WORK TO COMPLETE → Only a number is wanted. Count the lines holding the string "专题节目许可使用协议".
● ● ● ●
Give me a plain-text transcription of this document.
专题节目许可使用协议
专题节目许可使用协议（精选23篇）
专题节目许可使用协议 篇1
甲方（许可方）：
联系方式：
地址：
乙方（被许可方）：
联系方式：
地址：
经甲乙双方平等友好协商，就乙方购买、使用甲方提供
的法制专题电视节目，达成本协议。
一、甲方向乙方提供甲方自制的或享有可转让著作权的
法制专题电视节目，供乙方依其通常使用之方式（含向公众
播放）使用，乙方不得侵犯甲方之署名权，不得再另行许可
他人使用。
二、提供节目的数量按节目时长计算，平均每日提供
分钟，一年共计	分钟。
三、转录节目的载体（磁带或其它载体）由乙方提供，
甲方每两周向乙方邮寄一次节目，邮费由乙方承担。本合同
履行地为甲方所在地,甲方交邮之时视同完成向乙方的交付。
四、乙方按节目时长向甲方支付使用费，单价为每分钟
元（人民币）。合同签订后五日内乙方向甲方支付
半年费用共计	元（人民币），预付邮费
● ● ● ●
COMPLETE RESPONSE → 3